** Your instructions **
Copy out all the lines where "JSON" shows up.

━━━ Records shown ━━━

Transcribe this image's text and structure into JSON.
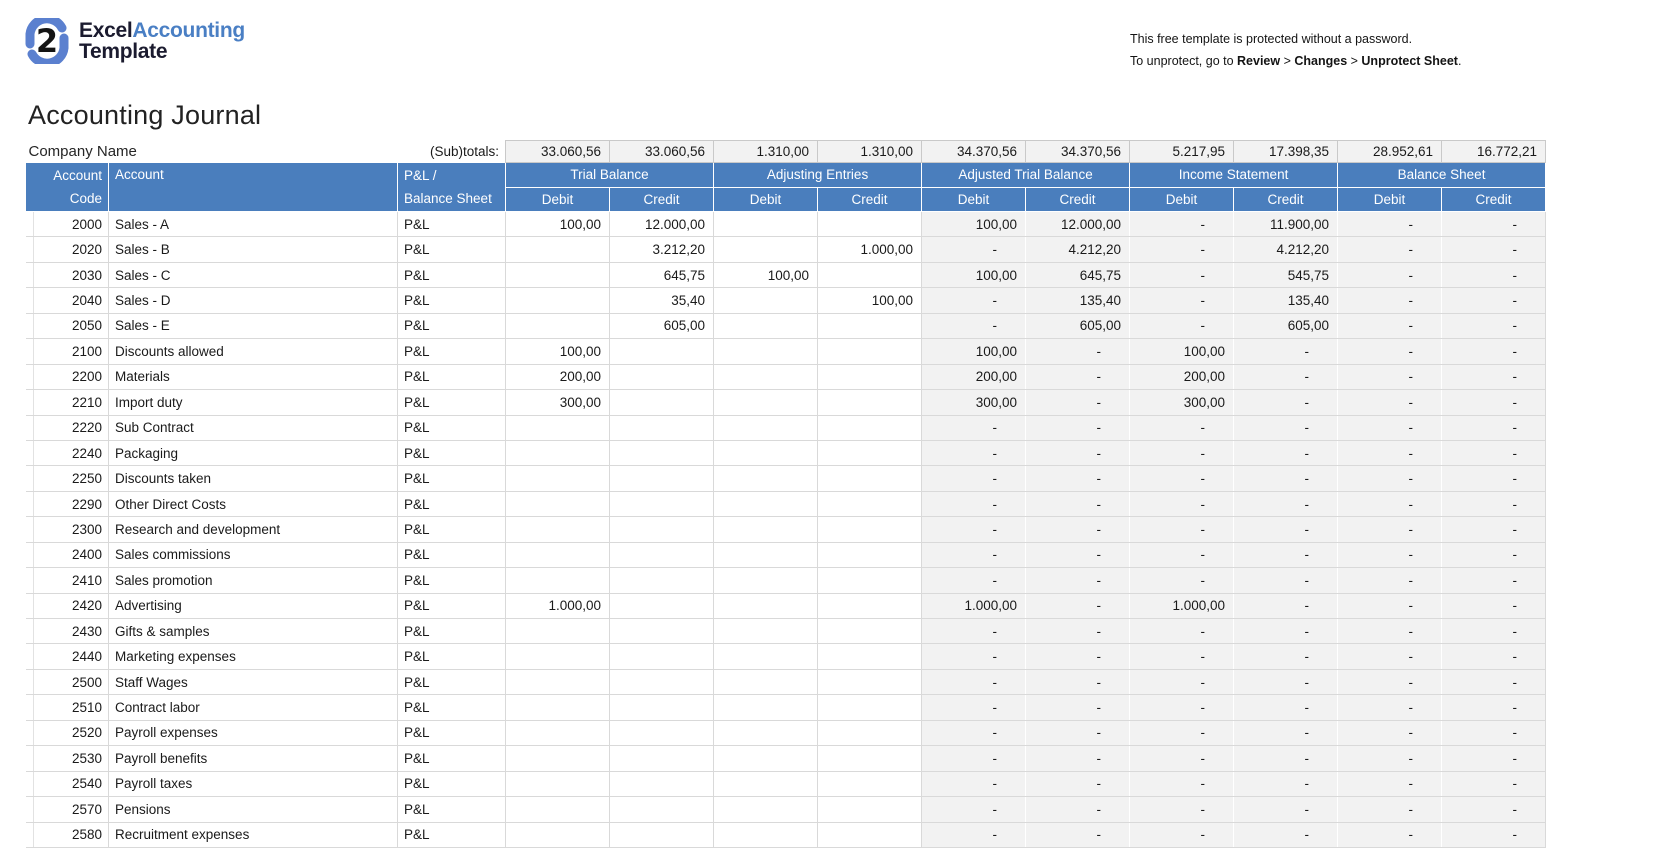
{
  "logo": {
    "brand_part1": "Excel",
    "brand_part2": "Accounting",
    "brand_part3": "Template",
    "icon": "interlocked-s-logo-icon",
    "colors": {
      "blue": "#4a7fc4",
      "dark": "#1b1b2f"
    }
  },
  "protection_note": {
    "line1": "This free template is protected without a password.",
    "line2_prefix": "To unprotect, go to ",
    "menu1": "Review",
    "sep1": " > ",
    "menu2": "Changes",
    "sep2": " > ",
    "menu3": "Unprotect Sheet",
    "line2_suffix": "."
  },
  "page_title": "Accounting Journal",
  "table": {
    "company_name": "Company Name",
    "subtotals_label": "(Sub)totals:",
    "subtotals": [
      "33.060,56",
      "33.060,56",
      "1.310,00",
      "1.310,00",
      "34.370,56",
      "34.370,56",
      "5.217,95",
      "17.398,35",
      "28.952,61",
      "16.772,21"
    ],
    "column_headers": {
      "code_line1": "Account",
      "code_line2": "Code",
      "account": "Account",
      "pnl_line1": "P&L /",
      "pnl_line2": "Balance Sheet"
    },
    "groups": [
      "Trial Balance",
      "Adjusting Entries",
      "Adjusted Trial Balance",
      "Income Statement",
      "Balance Sheet"
    ],
    "debit_label": "Debit",
    "credit_label": "Credit",
    "header_color": "#4a7ebd",
    "computed_fill_color": "#f2f2f2",
    "rows": [
      [
        "2000",
        "Sales - A",
        "P&L",
        "100,00",
        "12.000,00",
        "",
        "",
        "100,00",
        "12.000,00",
        "-",
        "11.900,00",
        "-",
        "-"
      ],
      [
        "2020",
        "Sales - B",
        "P&L",
        "",
        "3.212,20",
        "",
        "1.000,00",
        "-",
        "4.212,20",
        "-",
        "4.212,20",
        "-",
        "-"
      ],
      [
        "2030",
        "Sales - C",
        "P&L",
        "",
        "645,75",
        "100,00",
        "",
        "100,00",
        "645,75",
        "-",
        "545,75",
        "-",
        "-"
      ],
      [
        "2040",
        "Sales - D",
        "P&L",
        "",
        "35,40",
        "",
        "100,00",
        "-",
        "135,40",
        "-",
        "135,40",
        "-",
        "-"
      ],
      [
        "2050",
        "Sales - E",
        "P&L",
        "",
        "605,00",
        "",
        "",
        "-",
        "605,00",
        "-",
        "605,00",
        "-",
        "-"
      ],
      [
        "2100",
        "Discounts allowed",
        "P&L",
        "100,00",
        "",
        "",
        "",
        "100,00",
        "-",
        "100,00",
        "-",
        "-",
        "-"
      ],
      [
        "2200",
        "Materials",
        "P&L",
        "200,00",
        "",
        "",
        "",
        "200,00",
        "-",
        "200,00",
        "-",
        "-",
        "-"
      ],
      [
        "2210",
        "Import duty",
        "P&L",
        "300,00",
        "",
        "",
        "",
        "300,00",
        "-",
        "300,00",
        "-",
        "-",
        "-"
      ],
      [
        "2220",
        "Sub Contract",
        "P&L",
        "",
        "",
        "",
        "",
        "-",
        "-",
        "-",
        "-",
        "-",
        "-"
      ],
      [
        "2240",
        "Packaging",
        "P&L",
        "",
        "",
        "",
        "",
        "-",
        "-",
        "-",
        "-",
        "-",
        "-"
      ],
      [
        "2250",
        "Discounts taken",
        "P&L",
        "",
        "",
        "",
        "",
        "-",
        "-",
        "-",
        "-",
        "-",
        "-"
      ],
      [
        "2290",
        "Other Direct Costs",
        "P&L",
        "",
        "",
        "",
        "",
        "-",
        "-",
        "-",
        "-",
        "-",
        "-"
      ],
      [
        "2300",
        "Research and development",
        "P&L",
        "",
        "",
        "",
        "",
        "-",
        "-",
        "-",
        "-",
        "-",
        "-"
      ],
      [
        "2400",
        "Sales commissions",
        "P&L",
        "",
        "",
        "",
        "",
        "-",
        "-",
        "-",
        "-",
        "-",
        "-"
      ],
      [
        "2410",
        "Sales promotion",
        "P&L",
        "",
        "",
        "",
        "",
        "-",
        "-",
        "-",
        "-",
        "-",
        "-"
      ],
      [
        "2420",
        "Advertising",
        "P&L",
        "1.000,00",
        "",
        "",
        "",
        "1.000,00",
        "-",
        "1.000,00",
        "-",
        "-",
        "-"
      ],
      [
        "2430",
        "Gifts & samples",
        "P&L",
        "",
        "",
        "",
        "",
        "-",
        "-",
        "-",
        "-",
        "-",
        "-"
      ],
      [
        "2440",
        "Marketing expenses",
        "P&L",
        "",
        "",
        "",
        "",
        "-",
        "-",
        "-",
        "-",
        "-",
        "-"
      ],
      [
        "2500",
        "Staff Wages",
        "P&L",
        "",
        "",
        "",
        "",
        "-",
        "-",
        "-",
        "-",
        "-",
        "-"
      ],
      [
        "2510",
        "Contract labor",
        "P&L",
        "",
        "",
        "",
        "",
        "-",
        "-",
        "-",
        "-",
        "-",
        "-"
      ],
      [
        "2520",
        "Payroll expenses",
        "P&L",
        "",
        "",
        "",
        "",
        "-",
        "-",
        "-",
        "-",
        "-",
        "-"
      ],
      [
        "2530",
        "Payroll benefits",
        "P&L",
        "",
        "",
        "",
        "",
        "-",
        "-",
        "-",
        "-",
        "-",
        "-"
      ],
      [
        "2540",
        "Payroll taxes",
        "P&L",
        "",
        "",
        "",
        "",
        "-",
        "-",
        "-",
        "-",
        "-",
        "-"
      ],
      [
        "2570",
        "Pensions",
        "P&L",
        "",
        "",
        "",
        "",
        "-",
        "-",
        "-",
        "-",
        "-",
        "-"
      ],
      [
        "2580",
        "Recruitment expenses",
        "P&L",
        "",
        "",
        "",
        "",
        "-",
        "-",
        "-",
        "-",
        "-",
        "-"
      ]
    ]
  }
}
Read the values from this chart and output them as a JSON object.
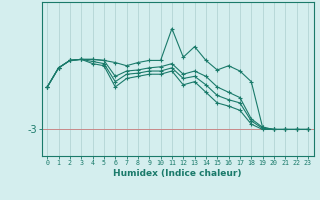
{
  "xlabel": "Humidex (Indice chaleur)",
  "background_color": "#d4eeee",
  "grid_color": "#b8d8d8",
  "line_color": "#1a7a6a",
  "ref_line_color": "#c88888",
  "ytick_label": "-3",
  "ytick_value": -3,
  "x_values": [
    0,
    1,
    2,
    3,
    4,
    5,
    6,
    7,
    8,
    9,
    10,
    11,
    12,
    13,
    14,
    15,
    16,
    17,
    18,
    19,
    20,
    21,
    22,
    23
  ],
  "series": [
    [
      1.0,
      2.8,
      3.5,
      3.6,
      3.6,
      3.5,
      3.3,
      3.0,
      3.3,
      3.5,
      3.5,
      6.5,
      3.8,
      4.8,
      3.5,
      2.6,
      3.0,
      2.5,
      1.5,
      -2.8,
      -3.0,
      -3.0,
      -3.0,
      -3.0
    ],
    [
      1.0,
      2.8,
      3.5,
      3.6,
      3.6,
      3.5,
      2.0,
      2.5,
      2.6,
      2.8,
      2.9,
      3.2,
      2.2,
      2.5,
      2.0,
      1.0,
      0.5,
      0.0,
      -2.0,
      -2.8,
      -3.0,
      -3.0,
      -3.0,
      -3.0
    ],
    [
      1.0,
      2.8,
      3.5,
      3.6,
      3.4,
      3.2,
      1.5,
      2.2,
      2.3,
      2.5,
      2.5,
      2.8,
      1.8,
      2.0,
      1.2,
      0.2,
      -0.2,
      -0.5,
      -2.2,
      -2.9,
      -3.0,
      -3.0,
      -3.0,
      -3.0
    ],
    [
      1.0,
      2.8,
      3.5,
      3.6,
      3.2,
      3.0,
      1.0,
      1.8,
      2.0,
      2.2,
      2.2,
      2.5,
      1.2,
      1.5,
      0.5,
      -0.5,
      -0.8,
      -1.2,
      -2.5,
      -3.0,
      -3.0,
      -3.0,
      -3.0,
      -3.0
    ]
  ],
  "ylim": [
    -5.5,
    9.0
  ],
  "xlim": [
    -0.5,
    23.5
  ]
}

━━━

** Answer **
Transcribe this image's text and structure into JSON.
Read the values from this chart and output them as a JSON object.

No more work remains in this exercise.